## [Set task]
Give the entries again exactly, every one of them.

----

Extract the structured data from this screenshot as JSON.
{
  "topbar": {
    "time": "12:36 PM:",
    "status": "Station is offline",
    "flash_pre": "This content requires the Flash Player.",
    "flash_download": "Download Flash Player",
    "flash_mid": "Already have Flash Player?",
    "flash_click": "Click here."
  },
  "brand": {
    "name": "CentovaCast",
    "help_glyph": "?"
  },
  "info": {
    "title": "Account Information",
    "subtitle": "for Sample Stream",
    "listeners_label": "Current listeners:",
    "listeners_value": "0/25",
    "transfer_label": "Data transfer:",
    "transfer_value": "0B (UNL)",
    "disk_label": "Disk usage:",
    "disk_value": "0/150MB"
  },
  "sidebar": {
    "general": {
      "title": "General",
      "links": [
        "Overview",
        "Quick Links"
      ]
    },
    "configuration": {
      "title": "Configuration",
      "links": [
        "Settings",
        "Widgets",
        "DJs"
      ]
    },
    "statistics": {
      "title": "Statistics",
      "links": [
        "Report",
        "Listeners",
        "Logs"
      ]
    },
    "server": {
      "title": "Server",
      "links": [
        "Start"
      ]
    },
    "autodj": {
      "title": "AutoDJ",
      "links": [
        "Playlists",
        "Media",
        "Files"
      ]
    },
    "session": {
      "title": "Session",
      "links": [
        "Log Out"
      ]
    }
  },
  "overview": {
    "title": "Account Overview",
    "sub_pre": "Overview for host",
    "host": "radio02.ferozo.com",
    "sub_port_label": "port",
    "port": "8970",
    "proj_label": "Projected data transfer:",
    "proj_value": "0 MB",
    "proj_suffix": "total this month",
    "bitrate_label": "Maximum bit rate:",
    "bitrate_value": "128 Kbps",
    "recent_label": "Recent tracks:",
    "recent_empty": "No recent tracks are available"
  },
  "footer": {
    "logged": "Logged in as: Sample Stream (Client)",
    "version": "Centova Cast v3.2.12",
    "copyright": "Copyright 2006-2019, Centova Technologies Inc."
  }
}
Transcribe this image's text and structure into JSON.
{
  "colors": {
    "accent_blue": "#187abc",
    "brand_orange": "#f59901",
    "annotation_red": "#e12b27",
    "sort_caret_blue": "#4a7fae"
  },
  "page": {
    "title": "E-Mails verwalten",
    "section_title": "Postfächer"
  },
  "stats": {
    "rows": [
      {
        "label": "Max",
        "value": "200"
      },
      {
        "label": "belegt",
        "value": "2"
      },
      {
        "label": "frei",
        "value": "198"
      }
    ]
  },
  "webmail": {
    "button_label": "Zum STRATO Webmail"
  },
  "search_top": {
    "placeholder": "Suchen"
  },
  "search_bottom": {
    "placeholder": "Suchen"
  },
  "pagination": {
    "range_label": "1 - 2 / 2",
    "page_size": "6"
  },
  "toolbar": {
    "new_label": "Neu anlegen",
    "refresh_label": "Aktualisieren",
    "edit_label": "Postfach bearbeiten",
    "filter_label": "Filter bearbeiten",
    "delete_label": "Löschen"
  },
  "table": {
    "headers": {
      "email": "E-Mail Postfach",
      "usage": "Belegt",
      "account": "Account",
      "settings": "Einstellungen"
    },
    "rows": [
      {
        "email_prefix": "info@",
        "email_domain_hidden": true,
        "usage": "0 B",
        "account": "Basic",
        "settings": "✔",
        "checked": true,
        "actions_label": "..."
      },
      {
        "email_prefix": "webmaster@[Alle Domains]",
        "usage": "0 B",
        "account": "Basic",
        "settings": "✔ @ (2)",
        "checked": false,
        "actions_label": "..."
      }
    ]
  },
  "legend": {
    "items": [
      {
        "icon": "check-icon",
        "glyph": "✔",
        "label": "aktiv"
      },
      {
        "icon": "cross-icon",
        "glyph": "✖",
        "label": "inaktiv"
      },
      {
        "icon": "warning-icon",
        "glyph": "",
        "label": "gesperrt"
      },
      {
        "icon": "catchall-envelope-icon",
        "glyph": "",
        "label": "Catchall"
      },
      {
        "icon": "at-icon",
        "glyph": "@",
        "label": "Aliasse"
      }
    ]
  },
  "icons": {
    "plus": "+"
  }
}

----

## [Reply to the exercise]
Extract the structured data from this screenshot as JSON.
{
  "topbar": {
    "time": "12:36 PM:",
    "status": "Station is offline",
    "flash_pre": "This content requires the Flash Player.",
    "flash_download": "Download Flash Player",
    "flash_mid": "Already have Flash Player?",
    "flash_click": "Click here."
  },
  "brand": {
    "name": "CentovaCast",
    "help_glyph": "?"
  },
  "info": {
    "title": "Account Information",
    "subtitle": "for Sample Stream",
    "listeners_label": "Current listeners:",
    "listeners_value": "0/25",
    "transfer_label": "Data transfer:",
    "transfer_value": "0B (UNL)",
    "disk_label": "Disk usage:",
    "disk_value": "0/150MB"
  },
  "sidebar": {
    "general": {
      "title": "General",
      "links": [
        "Overview",
        "Quick Links"
      ]
    },
    "configuration": {
      "title": "Configuration",
      "links": [
        "Settings",
        "Widgets",
        "DJs"
      ]
    },
    "statistics": {
      "title": "Statistics",
      "links": [
        "Report",
        "Listeners",
        "Logs"
      ]
    },
    "server": {
      "title": "Server",
      "links": [
        "Start"
      ]
    },
    "autodj": {
      "title": "AutoDJ",
      "links": [
        "Playlists",
        "Media",
        "Files"
      ]
    },
    "session": {
      "title": "Session",
      "links": [
        "Log Out"
      ]
    }
  },
  "overview": {
    "title": "Account Overview",
    "sub_pre": "Overview for host",
    "host": "radio02.ferozo.com",
    "sub_port_label": "port",
    "port": "8970",
    "proj_label": "Projected data transfer:",
    "proj_value": "0 MB",
    "proj_suffix": "total this month",
    "bitrate_label": "Maximum bit rate:",
    "bitrate_value": "128 Kbps",
    "recent_label": "Recent tracks:",
    "recent_empty": "No recent tracks are available"
  },
  "footer": {
    "logged": "Logged in as: Sample Stream (Client)",
    "version": "Centova Cast v3.2.12",
    "copyright": "Copyright 2006-2019, Centova Technologies Inc."
  }
}
Transcribe this image's text and structure into JSON.
{
  "colors": {
    "accent_blue": "#187abc",
    "brand_orange": "#f59901",
    "annotation_red": "#e12b27",
    "sort_caret_blue": "#4a7fae"
  },
  "page": {
    "title": "E-Mails verwalten",
    "section_title": "Postfächer"
  },
  "stats": {
    "rows": [
      {
        "label": "Max",
        "value": "200"
      },
      {
        "label": "belegt",
        "value": "2"
      },
      {
        "label": "frei",
        "value": "198"
      }
    ]
  },
  "webmail": {
    "button_label": "Zum STRATO Webmail"
  },
  "search_top": {
    "placeholder": "Suchen"
  },
  "search_bottom": {
    "placeholder": "Suchen"
  },
  "pagination": {
    "range_label": "1 - 2 / 2",
    "page_size": "6"
  },
  "toolbar": {
    "new_label": "Neu anlegen",
    "refresh_label": "Aktualisieren",
    "edit_label": "Postfach bearbeiten",
    "filter_label": "Filter bearbeiten",
    "delete_label": "Löschen"
  },
  "table": {
    "headers": {
      "email": "E-Mail Postfach",
      "usage": "Belegt",
      "account": "Account",
      "settings": "Einstellungen"
    },
    "rows": [
      {
        "email_prefix": "info@",
        "email_domain_hidden": true,
        "usage": "0 B",
        "account": "Basic",
        "settings": "✔",
        "checked": true,
        "actions_label": "..."
      },
      {
        "email_prefix": "webmaster@[Alle Domains]",
        "usage": "0 B",
        "account": "Basic",
        "settings": "✔ @ (2)",
        "checked": false,
        "actions_label": "..."
      }
    ]
  },
  "legend": {
    "items": [
      {
        "icon": "check-icon",
        "glyph": "✔",
        "label": "aktiv"
      },
      {
        "icon": "cross-icon",
        "glyph": "✖",
        "label": "inaktiv"
      },
      {
        "icon": "warning-icon",
        "glyph": "",
        "label": "gesperrt"
      },
      {
        "icon": "catchall-envelope-icon",
        "glyph": "",
        "label": "Catchall"
      },
      {
        "icon": "at-icon",
        "glyph": "@",
        "label": "Aliasse"
      }
    ]
  },
  "icons": {
    "plus": "+"
  }
}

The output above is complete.